* begin Recorded data *
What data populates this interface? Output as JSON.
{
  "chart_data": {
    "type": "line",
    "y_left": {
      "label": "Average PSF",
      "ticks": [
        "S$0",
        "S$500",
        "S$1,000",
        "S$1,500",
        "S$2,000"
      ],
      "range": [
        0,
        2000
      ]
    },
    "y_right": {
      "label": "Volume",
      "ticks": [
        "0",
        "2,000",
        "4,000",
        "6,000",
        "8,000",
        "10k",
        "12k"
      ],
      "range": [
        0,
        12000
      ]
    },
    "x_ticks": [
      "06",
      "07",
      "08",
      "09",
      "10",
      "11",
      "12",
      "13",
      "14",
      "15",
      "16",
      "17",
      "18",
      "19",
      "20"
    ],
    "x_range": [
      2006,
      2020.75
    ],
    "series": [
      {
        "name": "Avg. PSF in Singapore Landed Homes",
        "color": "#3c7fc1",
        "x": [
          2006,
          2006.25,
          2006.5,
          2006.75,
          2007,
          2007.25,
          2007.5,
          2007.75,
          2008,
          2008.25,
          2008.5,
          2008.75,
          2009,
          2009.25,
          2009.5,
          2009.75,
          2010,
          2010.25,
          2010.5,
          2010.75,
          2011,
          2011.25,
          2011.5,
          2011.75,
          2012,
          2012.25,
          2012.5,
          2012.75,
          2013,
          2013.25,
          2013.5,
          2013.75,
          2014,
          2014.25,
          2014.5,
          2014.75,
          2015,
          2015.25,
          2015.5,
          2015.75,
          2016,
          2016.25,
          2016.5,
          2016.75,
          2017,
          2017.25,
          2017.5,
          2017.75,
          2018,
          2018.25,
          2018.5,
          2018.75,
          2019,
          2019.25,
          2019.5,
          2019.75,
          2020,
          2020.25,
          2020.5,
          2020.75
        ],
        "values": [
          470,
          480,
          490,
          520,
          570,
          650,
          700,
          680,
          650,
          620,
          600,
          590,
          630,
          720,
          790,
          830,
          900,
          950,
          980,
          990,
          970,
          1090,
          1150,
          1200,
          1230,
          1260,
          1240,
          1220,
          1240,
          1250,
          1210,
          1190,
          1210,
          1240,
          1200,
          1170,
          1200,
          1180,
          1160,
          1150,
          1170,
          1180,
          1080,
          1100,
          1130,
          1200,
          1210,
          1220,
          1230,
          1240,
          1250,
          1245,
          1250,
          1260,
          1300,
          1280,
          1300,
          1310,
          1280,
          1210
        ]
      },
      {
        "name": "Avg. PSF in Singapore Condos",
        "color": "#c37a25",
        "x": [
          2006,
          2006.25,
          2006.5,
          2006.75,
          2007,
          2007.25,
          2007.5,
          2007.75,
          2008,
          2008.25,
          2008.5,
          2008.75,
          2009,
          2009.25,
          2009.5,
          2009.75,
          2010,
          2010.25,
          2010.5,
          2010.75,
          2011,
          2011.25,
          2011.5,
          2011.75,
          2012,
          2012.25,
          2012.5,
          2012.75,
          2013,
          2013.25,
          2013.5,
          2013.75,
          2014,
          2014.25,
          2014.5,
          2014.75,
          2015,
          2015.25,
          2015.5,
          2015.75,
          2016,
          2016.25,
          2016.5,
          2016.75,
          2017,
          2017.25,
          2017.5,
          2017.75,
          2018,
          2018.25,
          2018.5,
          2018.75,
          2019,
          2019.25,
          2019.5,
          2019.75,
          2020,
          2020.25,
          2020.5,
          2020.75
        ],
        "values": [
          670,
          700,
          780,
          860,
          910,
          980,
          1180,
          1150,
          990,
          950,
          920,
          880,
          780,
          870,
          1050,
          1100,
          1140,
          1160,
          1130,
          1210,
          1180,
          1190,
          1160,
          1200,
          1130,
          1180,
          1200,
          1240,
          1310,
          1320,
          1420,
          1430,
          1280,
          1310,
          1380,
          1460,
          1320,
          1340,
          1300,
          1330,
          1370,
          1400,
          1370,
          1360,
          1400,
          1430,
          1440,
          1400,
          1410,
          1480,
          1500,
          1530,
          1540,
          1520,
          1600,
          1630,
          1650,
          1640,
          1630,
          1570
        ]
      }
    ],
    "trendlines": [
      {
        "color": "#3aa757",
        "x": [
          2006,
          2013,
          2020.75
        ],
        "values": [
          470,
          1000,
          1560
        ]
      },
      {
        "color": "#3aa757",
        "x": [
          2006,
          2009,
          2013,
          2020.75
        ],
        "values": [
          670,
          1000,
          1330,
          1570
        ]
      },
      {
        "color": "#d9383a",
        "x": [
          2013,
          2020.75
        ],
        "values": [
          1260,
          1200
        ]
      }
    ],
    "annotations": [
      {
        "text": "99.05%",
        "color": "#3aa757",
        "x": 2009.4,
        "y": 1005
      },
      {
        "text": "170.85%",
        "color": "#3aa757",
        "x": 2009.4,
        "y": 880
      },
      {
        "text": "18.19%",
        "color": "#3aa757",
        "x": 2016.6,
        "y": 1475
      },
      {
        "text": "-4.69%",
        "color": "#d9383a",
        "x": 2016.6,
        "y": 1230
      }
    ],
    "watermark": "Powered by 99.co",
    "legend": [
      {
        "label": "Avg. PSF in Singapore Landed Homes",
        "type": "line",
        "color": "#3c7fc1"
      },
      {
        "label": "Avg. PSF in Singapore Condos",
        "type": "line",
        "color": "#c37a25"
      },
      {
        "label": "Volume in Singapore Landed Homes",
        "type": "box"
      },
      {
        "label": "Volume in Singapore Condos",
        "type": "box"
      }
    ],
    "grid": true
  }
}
* end Recorded data *
# Exercise prompt
Copy the data above exactly. Every line must be included.

# Solution to this problem
What data populates this interface? Output as JSON.
{
  "chart_data": {
    "type": "line",
    "y_left": {
      "label": "Average PSF",
      "ticks": [
        "S$0",
        "S$500",
        "S$1,000",
        "S$1,500",
        "S$2,000"
      ],
      "range": [
        0,
        2000
      ]
    },
    "y_right": {
      "label": "Volume",
      "ticks": [
        "0",
        "2,000",
        "4,000",
        "6,000",
        "8,000",
        "10k",
        "12k"
      ],
      "range": [
        0,
        12000
      ]
    },
    "x_ticks": [
      "06",
      "07",
      "08",
      "09",
      "10",
      "11",
      "12",
      "13",
      "14",
      "15",
      "16",
      "17",
      "18",
      "19",
      "20"
    ],
    "x_range": [
      2006,
      2020.75
    ],
    "series": [
      {
        "name": "Avg. PSF in Singapore Landed Homes",
        "color": "#3c7fc1",
        "x": [
          2006,
          2006.25,
          2006.5,
          2006.75,
          2007,
          2007.25,
          2007.5,
          2007.75,
          2008,
          2008.25,
          2008.5,
          2008.75,
          2009,
          2009.25,
          2009.5,
          2009.75,
          2010,
          2010.25,
          2010.5,
          2010.75,
          2011,
          2011.25,
          2011.5,
          2011.75,
          2012,
          2012.25,
          2012.5,
          2012.75,
          2013,
          2013.25,
          2013.5,
          2013.75,
          2014,
          2014.25,
          2014.5,
          2014.75,
          2015,
          2015.25,
          2015.5,
          2015.75,
          2016,
          2016.25,
          2016.5,
          2016.75,
          2017,
          2017.25,
          2017.5,
          2017.75,
          2018,
          2018.25,
          2018.5,
          2018.75,
          2019,
          2019.25,
          2019.5,
          2019.75,
          2020,
          2020.25,
          2020.5,
          2020.75
        ],
        "values": [
          470,
          480,
          490,
          520,
          570,
          650,
          700,
          680,
          650,
          620,
          600,
          590,
          630,
          720,
          790,
          830,
          900,
          950,
          980,
          990,
          970,
          1090,
          1150,
          1200,
          1230,
          1260,
          1240,
          1220,
          1240,
          1250,
          1210,
          1190,
          1210,
          1240,
          1200,
          1170,
          1200,
          1180,
          1160,
          1150,
          1170,
          1180,
          1080,
          1100,
          1130,
          1200,
          1210,
          1220,
          1230,
          1240,
          1250,
          1245,
          1250,
          1260,
          1300,
          1280,
          1300,
          1310,
          1280,
          1210
        ]
      },
      {
        "name": "Avg. PSF in Singapore Condos",
        "color": "#c37a25",
        "x": [
          2006,
          2006.25,
          2006.5,
          2006.75,
          2007,
          2007.25,
          2007.5,
          2007.75,
          2008,
          2008.25,
          2008.5,
          2008.75,
          2009,
          2009.25,
          2009.5,
          2009.75,
          2010,
          2010.25,
          2010.5,
          2010.75,
          2011,
          2011.25,
          2011.5,
          2011.75,
          2012,
          2012.25,
          2012.5,
          2012.75,
          2013,
          2013.25,
          2013.5,
          2013.75,
          2014,
          2014.25,
          2014.5,
          2014.75,
          2015,
          2015.25,
          2015.5,
          2015.75,
          2016,
          2016.25,
          2016.5,
          2016.75,
          2017,
          2017.25,
          2017.5,
          2017.75,
          2018,
          2018.25,
          2018.5,
          2018.75,
          2019,
          2019.25,
          2019.5,
          2019.75,
          2020,
          2020.25,
          2020.5,
          2020.75
        ],
        "values": [
          670,
          700,
          780,
          860,
          910,
          980,
          1180,
          1150,
          990,
          950,
          920,
          880,
          780,
          870,
          1050,
          1100,
          1140,
          1160,
          1130,
          1210,
          1180,
          1190,
          1160,
          1200,
          1130,
          1180,
          1200,
          1240,
          1310,
          1320,
          1420,
          1430,
          1280,
          1310,
          1380,
          1460,
          1320,
          1340,
          1300,
          1330,
          1370,
          1400,
          1370,
          1360,
          1400,
          1430,
          1440,
          1400,
          1410,
          1480,
          1500,
          1530,
          1540,
          1520,
          1600,
          1630,
          1650,
          1640,
          1630,
          1570
        ]
      }
    ],
    "trendlines": [
      {
        "color": "#3aa757",
        "x": [
          2006,
          2013,
          2020.75
        ],
        "values": [
          470,
          1000,
          1560
        ]
      },
      {
        "color": "#3aa757",
        "x": [
          2006,
          2009,
          2013,
          2020.75
        ],
        "values": [
          670,
          1000,
          1330,
          1570
        ]
      },
      {
        "color": "#d9383a",
        "x": [
          2013,
          2020.75
        ],
        "values": [
          1260,
          1200
        ]
      }
    ],
    "annotations": [
      {
        "text": "99.05%",
        "color": "#3aa757",
        "x": 2009.4,
        "y": 1005
      },
      {
        "text": "170.85%",
        "color": "#3aa757",
        "x": 2009.4,
        "y": 880
      },
      {
        "text": "18.19%",
        "color": "#3aa757",
        "x": 2016.6,
        "y": 1475
      },
      {
        "text": "-4.69%",
        "color": "#d9383a",
        "x": 2016.6,
        "y": 1230
      }
    ],
    "watermark": "Powered by 99.co",
    "legend": [
      {
        "label": "Avg. PSF in Singapore Landed Homes",
        "type": "line",
        "color": "#3c7fc1"
      },
      {
        "label": "Avg. PSF in Singapore Condos",
        "type": "line",
        "color": "#c37a25"
      },
      {
        "label": "Volume in Singapore Landed Homes",
        "type": "box"
      },
      {
        "label": "Volume in Singapore Condos",
        "type": "box"
      }
    ],
    "grid": true
  }
}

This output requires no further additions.